Stated goal
Reproduce all entries word for word.

----

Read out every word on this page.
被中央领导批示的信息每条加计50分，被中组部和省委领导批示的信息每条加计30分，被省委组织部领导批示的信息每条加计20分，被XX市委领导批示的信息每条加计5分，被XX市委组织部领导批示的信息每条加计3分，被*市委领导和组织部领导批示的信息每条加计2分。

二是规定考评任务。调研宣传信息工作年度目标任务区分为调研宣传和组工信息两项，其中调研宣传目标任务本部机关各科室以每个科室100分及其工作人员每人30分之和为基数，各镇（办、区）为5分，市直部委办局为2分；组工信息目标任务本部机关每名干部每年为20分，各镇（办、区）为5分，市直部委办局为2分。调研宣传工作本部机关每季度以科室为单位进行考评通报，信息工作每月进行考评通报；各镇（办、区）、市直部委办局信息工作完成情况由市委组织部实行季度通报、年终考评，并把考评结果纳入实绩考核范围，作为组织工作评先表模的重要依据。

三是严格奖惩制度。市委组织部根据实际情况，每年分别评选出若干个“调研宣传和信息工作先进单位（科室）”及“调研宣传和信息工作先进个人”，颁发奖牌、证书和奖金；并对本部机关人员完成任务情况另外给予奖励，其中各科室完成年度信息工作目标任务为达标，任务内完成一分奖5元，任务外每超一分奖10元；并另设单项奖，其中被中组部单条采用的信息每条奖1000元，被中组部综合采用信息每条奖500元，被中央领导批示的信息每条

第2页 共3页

----

Exercise solution
Read out every word on this page.
被中央领导批示的信息每条加计50分，被中组部和省委领导批示的信息每条加计30分，被省委组织部领导批示的信息每条加计20分，被XX市委领导批示的信息每条加计5分，被XX市委组织部领导批示的信息每条加计3分，被*市委领导和组织部领导批示的信息每条加计2分。

二是规定考评任务。调研宣传信息工作年度目标任务区分为调研宣传和组工信息两项，其中调研宣传目标任务本部机关各科室以每个科室100分及其工作人员每人30分之和为基数，各镇（办、区）为5分，市直部委办局为2分；组工信息目标任务本部机关每名干部每年为20分，各镇（办、区）为5分，市直部委办局为2分。调研宣传工作本部机关每季度以科室为单位进行考评通报，信息工作每月进行考评通报；各镇（办、区）、市直部委办局信息工作完成情况由市委组织部实行季度通报、年终考评，并把考评结果纳入实绩考核范围，作为组织工作评先表模的重要依据。

三是严格奖惩制度。市委组织部根据实际情况，每年分别评选出若干个“调研宣传和信息工作先进单位（科室）”及“调研宣传和信息工作先进个人”，颁发奖牌、证书和奖金；并对本部机关人员完成任务情况另外给予奖励，其中各科室完成年度信息工作目标任务为达标，任务内完成一分奖5元，任务外每超一分奖10元；并另设单项奖，其中被中组部单条采用的信息每条奖1000元，被中组部综合采用信息每条奖500元，被中央领导批示的信息每条

第2页 共3页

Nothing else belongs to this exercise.